● **EXERCISE TASK**
Give a verbatim copy of the lines below, minus the pictures.

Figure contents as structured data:
****

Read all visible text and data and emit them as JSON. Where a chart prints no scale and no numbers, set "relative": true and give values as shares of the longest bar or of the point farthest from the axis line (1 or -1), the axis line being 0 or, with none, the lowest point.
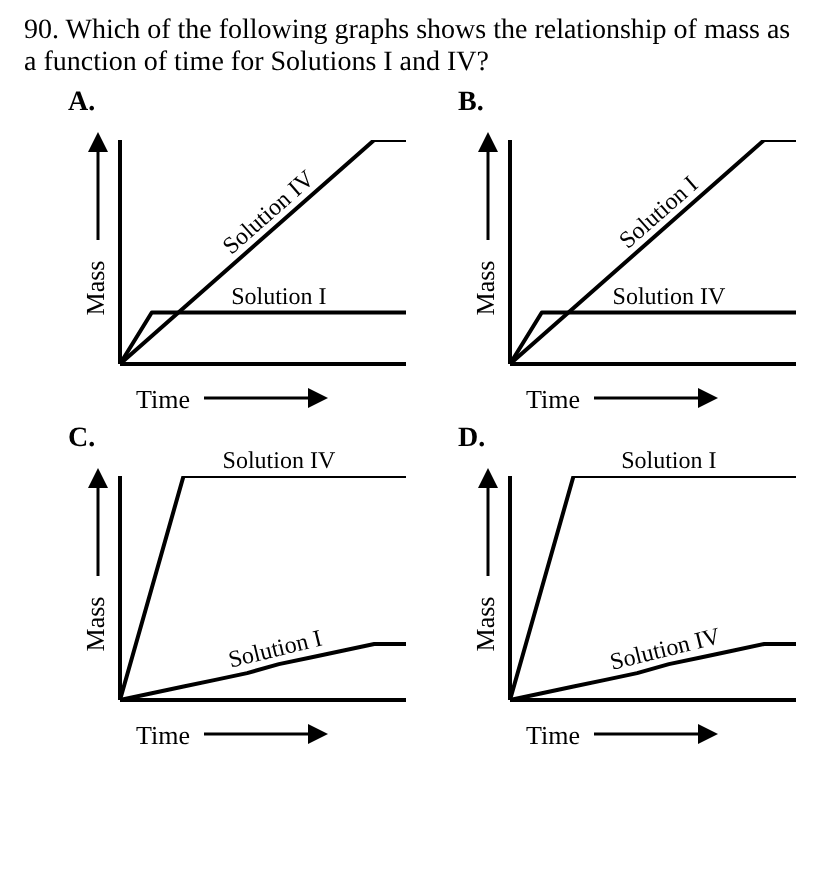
{
  "chart_data": [
    {
      "type": "line",
      "title": "A.",
      "annotations": [
        "90. Which of the following graphs shows the relationship of mass as a function of time for Solutions I and IV?"
      ],
      "xlabel": "Time",
      "ylabel": "Mass",
      "relative": true,
      "legend": false,
      "grid": false,
      "marker": "none",
      "categories": [
        null,
        null,
        null,
        null,
        null,
        null,
        null,
        null,
        null,
        null
      ],
      "series": [
        {
          "name": "Solution IV",
          "color": "#000000",
          "values": [
            0,
            0.125,
            0.25,
            0.375,
            0.5,
            0.625,
            0.75,
            0.875,
            1,
            1
          ]
        },
        {
          "name": "Solution I",
          "color": "#000000",
          "values": [
            0,
            0.23,
            0.23,
            0.23,
            0.23,
            0.23,
            0.23,
            0.23,
            0.23,
            0.23
          ]
        }
      ]
    },
    {
      "type": "line",
      "title": "B.",
      "xlabel": "Time",
      "ylabel": "Mass",
      "relative": true,
      "legend": false,
      "grid": false,
      "marker": "none",
      "categories": [
        null,
        null,
        null,
        null,
        null,
        null,
        null,
        null,
        null,
        null
      ],
      "series": [
        {
          "name": "Solution I",
          "color": "#000000",
          "values": [
            0,
            0.125,
            0.25,
            0.375,
            0.5,
            0.625,
            0.75,
            0.875,
            1,
            1
          ]
        },
        {
          "name": "Solution IV",
          "color": "#000000",
          "values": [
            0,
            0.23,
            0.23,
            0.23,
            0.23,
            0.23,
            0.23,
            0.23,
            0.23,
            0.23
          ]
        }
      ]
    },
    {
      "type": "line",
      "title": "C.",
      "xlabel": "Time",
      "ylabel": "Mass",
      "relative": true,
      "legend": false,
      "grid": false,
      "marker": "none",
      "categories": [
        null,
        null,
        null,
        null,
        null,
        null,
        null,
        null,
        null,
        null
      ],
      "series": [
        {
          "name": "Solution IV",
          "color": "#000000",
          "values": [
            0,
            0.5,
            1,
            1,
            1,
            1,
            1,
            1,
            1,
            1
          ]
        },
        {
          "name": "Solution I",
          "color": "#000000",
          "values": [
            0,
            0.03,
            0.06,
            0.09,
            0.12,
            0.16,
            0.19,
            0.22,
            0.25,
            0.25
          ]
        }
      ]
    },
    {
      "type": "line",
      "title": "D.",
      "xlabel": "Time",
      "ylabel": "Mass",
      "relative": true,
      "legend": false,
      "grid": false,
      "marker": "none",
      "categories": [
        null,
        null,
        null,
        null,
        null,
        null,
        null,
        null,
        null,
        null
      ],
      "series": [
        {
          "name": "Solution I",
          "color": "#000000",
          "values": [
            0,
            0.5,
            1,
            1,
            1,
            1,
            1,
            1,
            1,
            1
          ]
        },
        {
          "name": "Solution IV",
          "color": "#000000",
          "values": [
            0,
            0.03,
            0.06,
            0.09,
            0.12,
            0.16,
            0.19,
            0.22,
            0.25,
            0.25
          ]
        }
      ]
    }
  ]
}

****

● **THE REPLY**
Read all visible text and data and emit them as JSON. Where a chart prints no scale and no numbers, set "relative": true and give values as shares of the longest bar or of the point farthest from the axis line (1 or -1), the axis line being 0 or, with none, the lowest point.
{
  "chart_data": [
    {
      "type": "line",
      "title": "A.",
      "annotations": [
        "90. Which of the following graphs shows the relationship of mass as a function of time for Solutions I and IV?"
      ],
      "xlabel": "Time",
      "ylabel": "Mass",
      "relative": true,
      "legend": false,
      "grid": false,
      "marker": "none",
      "categories": [
        null,
        null,
        null,
        null,
        null,
        null,
        null,
        null,
        null,
        null
      ],
      "series": [
        {
          "name": "Solution IV",
          "color": "#000000",
          "values": [
            0,
            0.125,
            0.25,
            0.375,
            0.5,
            0.625,
            0.75,
            0.875,
            1,
            1
          ]
        },
        {
          "name": "Solution I",
          "color": "#000000",
          "values": [
            0,
            0.23,
            0.23,
            0.23,
            0.23,
            0.23,
            0.23,
            0.23,
            0.23,
            0.23
          ]
        }
      ]
    },
    {
      "type": "line",
      "title": "B.",
      "xlabel": "Time",
      "ylabel": "Mass",
      "relative": true,
      "legend": false,
      "grid": false,
      "marker": "none",
      "categories": [
        null,
        null,
        null,
        null,
        null,
        null,
        null,
        null,
        null,
        null
      ],
      "series": [
        {
          "name": "Solution I",
          "color": "#000000",
          "values": [
            0,
            0.125,
            0.25,
            0.375,
            0.5,
            0.625,
            0.75,
            0.875,
            1,
            1
          ]
        },
        {
          "name": "Solution IV",
          "color": "#000000",
          "values": [
            0,
            0.23,
            0.23,
            0.23,
            0.23,
            0.23,
            0.23,
            0.23,
            0.23,
            0.23
          ]
        }
      ]
    },
    {
      "type": "line",
      "title": "C.",
      "xlabel": "Time",
      "ylabel": "Mass",
      "relative": true,
      "legend": false,
      "grid": false,
      "marker": "none",
      "categories": [
        null,
        null,
        null,
        null,
        null,
        null,
        null,
        null,
        null,
        null
      ],
      "series": [
        {
          "name": "Solution IV",
          "color": "#000000",
          "values": [
            0,
            0.5,
            1,
            1,
            1,
            1,
            1,
            1,
            1,
            1
          ]
        },
        {
          "name": "Solution I",
          "color": "#000000",
          "values": [
            0,
            0.03,
            0.06,
            0.09,
            0.12,
            0.16,
            0.19,
            0.22,
            0.25,
            0.25
          ]
        }
      ]
    },
    {
      "type": "line",
      "title": "D.",
      "xlabel": "Time",
      "ylabel": "Mass",
      "relative": true,
      "legend": false,
      "grid": false,
      "marker": "none",
      "categories": [
        null,
        null,
        null,
        null,
        null,
        null,
        null,
        null,
        null,
        null
      ],
      "series": [
        {
          "name": "Solution I",
          "color": "#000000",
          "values": [
            0,
            0.5,
            1,
            1,
            1,
            1,
            1,
            1,
            1,
            1
          ]
        },
        {
          "name": "Solution IV",
          "color": "#000000",
          "values": [
            0,
            0.03,
            0.06,
            0.09,
            0.12,
            0.16,
            0.19,
            0.22,
            0.25,
            0.25
          ]
        }
      ]
    }
  ]
}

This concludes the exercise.